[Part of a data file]
☆ ☆ ☆

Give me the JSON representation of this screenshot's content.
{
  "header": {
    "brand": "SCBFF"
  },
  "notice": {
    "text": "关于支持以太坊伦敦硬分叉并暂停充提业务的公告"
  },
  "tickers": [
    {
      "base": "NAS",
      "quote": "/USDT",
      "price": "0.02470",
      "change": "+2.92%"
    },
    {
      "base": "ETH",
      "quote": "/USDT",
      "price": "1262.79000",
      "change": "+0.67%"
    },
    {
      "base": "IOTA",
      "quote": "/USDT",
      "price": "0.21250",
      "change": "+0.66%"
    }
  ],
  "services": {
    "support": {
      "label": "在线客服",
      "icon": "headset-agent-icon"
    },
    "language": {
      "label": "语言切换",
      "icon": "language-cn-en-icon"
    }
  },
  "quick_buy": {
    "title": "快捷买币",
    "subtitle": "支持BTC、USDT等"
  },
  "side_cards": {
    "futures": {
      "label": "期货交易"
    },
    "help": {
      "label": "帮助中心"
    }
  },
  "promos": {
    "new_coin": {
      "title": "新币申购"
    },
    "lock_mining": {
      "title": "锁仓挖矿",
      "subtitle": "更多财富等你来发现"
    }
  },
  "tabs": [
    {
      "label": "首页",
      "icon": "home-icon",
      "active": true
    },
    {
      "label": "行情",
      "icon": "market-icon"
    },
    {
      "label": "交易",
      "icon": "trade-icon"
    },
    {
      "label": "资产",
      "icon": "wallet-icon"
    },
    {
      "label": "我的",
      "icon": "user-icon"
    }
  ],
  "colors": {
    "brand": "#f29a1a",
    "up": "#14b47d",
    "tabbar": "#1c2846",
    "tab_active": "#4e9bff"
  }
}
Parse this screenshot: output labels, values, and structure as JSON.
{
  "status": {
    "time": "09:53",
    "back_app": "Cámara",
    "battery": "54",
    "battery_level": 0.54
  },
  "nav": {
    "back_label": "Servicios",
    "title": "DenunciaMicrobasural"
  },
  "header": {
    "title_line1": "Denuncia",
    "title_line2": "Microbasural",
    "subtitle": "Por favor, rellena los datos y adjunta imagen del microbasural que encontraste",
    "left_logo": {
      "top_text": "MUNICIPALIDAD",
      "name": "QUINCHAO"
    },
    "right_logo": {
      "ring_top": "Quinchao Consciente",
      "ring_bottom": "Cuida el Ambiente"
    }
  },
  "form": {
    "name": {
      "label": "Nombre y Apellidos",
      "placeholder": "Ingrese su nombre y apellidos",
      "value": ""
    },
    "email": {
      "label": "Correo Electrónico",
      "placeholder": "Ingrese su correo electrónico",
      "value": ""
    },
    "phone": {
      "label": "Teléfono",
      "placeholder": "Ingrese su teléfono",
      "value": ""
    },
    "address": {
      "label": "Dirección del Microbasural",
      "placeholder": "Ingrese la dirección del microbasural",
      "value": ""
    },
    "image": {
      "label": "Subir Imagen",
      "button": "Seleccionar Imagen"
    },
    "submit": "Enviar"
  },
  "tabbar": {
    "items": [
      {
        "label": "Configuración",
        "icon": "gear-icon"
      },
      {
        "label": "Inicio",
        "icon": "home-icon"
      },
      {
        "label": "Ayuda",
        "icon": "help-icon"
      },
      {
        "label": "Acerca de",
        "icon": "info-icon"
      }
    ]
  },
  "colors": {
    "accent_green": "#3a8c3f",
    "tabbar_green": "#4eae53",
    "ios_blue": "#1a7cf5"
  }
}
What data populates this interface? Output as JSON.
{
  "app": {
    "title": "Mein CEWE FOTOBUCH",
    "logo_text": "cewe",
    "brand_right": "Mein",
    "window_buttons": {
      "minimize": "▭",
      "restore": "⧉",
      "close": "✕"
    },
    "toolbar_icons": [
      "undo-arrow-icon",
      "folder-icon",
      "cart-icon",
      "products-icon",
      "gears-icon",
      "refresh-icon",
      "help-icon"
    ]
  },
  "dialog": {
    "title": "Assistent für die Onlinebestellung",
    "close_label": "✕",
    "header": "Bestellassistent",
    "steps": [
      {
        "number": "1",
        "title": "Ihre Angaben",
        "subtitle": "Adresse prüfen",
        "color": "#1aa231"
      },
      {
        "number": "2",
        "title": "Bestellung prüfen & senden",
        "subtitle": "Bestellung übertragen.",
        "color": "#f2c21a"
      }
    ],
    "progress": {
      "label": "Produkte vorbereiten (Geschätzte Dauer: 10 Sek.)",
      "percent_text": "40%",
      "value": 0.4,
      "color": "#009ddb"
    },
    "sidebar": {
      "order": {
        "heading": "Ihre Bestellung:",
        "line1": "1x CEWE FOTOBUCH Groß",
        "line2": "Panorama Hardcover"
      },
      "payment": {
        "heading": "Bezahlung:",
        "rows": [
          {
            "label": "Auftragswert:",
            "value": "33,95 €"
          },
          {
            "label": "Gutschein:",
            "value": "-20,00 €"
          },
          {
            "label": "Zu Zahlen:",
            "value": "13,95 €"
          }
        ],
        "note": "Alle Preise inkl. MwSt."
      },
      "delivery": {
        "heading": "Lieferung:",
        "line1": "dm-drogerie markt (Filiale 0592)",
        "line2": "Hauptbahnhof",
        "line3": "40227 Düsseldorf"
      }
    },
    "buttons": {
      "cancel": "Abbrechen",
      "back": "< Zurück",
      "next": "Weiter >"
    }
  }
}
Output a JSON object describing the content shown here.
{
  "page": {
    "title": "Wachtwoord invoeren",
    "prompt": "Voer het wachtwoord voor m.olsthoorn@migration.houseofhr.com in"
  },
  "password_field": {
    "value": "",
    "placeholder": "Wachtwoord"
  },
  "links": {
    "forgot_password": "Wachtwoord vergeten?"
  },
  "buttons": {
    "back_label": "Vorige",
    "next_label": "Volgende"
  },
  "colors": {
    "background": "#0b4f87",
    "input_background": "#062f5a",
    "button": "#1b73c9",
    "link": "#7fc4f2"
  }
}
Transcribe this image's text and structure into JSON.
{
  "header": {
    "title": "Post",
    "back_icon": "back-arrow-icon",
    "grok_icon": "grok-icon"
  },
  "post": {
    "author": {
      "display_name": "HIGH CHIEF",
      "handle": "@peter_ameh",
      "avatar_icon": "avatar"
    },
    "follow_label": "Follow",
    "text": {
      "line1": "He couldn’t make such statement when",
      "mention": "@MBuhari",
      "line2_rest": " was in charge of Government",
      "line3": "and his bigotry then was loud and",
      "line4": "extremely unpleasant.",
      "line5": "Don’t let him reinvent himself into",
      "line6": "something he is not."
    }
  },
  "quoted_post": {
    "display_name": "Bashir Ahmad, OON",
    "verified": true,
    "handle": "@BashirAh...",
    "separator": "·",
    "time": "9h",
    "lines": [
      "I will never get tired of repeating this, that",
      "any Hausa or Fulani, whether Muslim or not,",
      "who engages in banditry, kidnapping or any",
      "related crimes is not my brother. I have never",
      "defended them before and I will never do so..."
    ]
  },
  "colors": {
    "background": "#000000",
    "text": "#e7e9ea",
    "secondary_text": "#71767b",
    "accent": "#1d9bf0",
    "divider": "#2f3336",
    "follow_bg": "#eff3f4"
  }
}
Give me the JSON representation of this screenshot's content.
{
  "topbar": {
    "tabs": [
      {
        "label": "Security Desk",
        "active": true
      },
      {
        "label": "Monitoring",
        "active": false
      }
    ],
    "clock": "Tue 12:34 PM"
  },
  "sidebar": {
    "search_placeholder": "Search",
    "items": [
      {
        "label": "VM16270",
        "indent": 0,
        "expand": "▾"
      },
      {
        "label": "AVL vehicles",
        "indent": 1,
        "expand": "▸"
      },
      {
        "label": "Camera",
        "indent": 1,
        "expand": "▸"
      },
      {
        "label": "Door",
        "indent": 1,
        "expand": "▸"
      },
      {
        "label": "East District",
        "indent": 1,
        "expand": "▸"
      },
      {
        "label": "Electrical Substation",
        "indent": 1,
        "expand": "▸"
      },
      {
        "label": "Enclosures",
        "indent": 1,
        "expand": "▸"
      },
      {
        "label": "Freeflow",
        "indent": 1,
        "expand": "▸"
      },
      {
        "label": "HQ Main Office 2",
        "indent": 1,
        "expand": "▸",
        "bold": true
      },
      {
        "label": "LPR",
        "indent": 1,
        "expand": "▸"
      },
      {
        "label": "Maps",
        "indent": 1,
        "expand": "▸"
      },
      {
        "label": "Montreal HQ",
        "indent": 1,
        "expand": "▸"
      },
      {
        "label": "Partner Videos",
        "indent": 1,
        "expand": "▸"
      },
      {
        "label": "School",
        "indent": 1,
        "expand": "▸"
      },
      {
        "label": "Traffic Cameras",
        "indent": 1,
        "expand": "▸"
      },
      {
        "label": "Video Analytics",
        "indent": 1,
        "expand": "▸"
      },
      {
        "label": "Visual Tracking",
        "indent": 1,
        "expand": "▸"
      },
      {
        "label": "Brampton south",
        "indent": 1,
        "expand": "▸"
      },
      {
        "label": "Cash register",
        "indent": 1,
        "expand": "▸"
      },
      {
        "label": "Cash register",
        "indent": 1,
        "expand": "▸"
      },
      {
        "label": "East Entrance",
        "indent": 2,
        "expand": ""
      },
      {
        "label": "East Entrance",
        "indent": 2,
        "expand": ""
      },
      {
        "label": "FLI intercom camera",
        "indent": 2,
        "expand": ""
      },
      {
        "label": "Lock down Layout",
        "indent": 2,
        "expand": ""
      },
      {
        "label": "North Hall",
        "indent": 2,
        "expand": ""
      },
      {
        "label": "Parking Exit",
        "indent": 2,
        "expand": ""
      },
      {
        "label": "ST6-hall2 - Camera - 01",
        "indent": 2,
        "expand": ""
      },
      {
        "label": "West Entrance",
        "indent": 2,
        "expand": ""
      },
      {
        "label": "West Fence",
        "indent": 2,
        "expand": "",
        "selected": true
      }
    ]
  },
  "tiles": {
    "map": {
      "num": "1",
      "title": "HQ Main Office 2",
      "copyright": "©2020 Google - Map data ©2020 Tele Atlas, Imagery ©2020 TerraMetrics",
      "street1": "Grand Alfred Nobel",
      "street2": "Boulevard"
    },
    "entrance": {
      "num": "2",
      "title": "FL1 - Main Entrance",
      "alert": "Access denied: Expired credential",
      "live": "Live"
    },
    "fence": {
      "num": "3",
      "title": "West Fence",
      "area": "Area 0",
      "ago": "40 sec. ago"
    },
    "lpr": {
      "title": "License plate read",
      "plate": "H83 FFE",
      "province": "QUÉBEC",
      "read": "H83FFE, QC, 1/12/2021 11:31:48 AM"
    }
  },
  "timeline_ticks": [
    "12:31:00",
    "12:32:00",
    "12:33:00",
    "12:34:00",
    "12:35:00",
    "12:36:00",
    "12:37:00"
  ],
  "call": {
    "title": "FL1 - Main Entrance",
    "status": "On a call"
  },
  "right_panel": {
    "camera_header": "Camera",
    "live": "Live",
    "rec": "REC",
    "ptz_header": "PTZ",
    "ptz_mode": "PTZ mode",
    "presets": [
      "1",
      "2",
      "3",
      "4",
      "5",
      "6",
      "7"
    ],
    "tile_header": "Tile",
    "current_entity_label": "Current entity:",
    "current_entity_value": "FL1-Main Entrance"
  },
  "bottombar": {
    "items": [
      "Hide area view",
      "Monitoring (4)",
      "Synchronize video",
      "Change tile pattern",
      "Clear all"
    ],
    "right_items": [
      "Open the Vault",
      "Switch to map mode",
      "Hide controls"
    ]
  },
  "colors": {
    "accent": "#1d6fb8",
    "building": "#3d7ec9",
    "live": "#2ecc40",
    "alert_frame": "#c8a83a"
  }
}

☆ ☆ ☆

▶ _Given request_:
What is the number of lines in the records that contain "will"? Give that number only.

▶ _Response to the task_:
2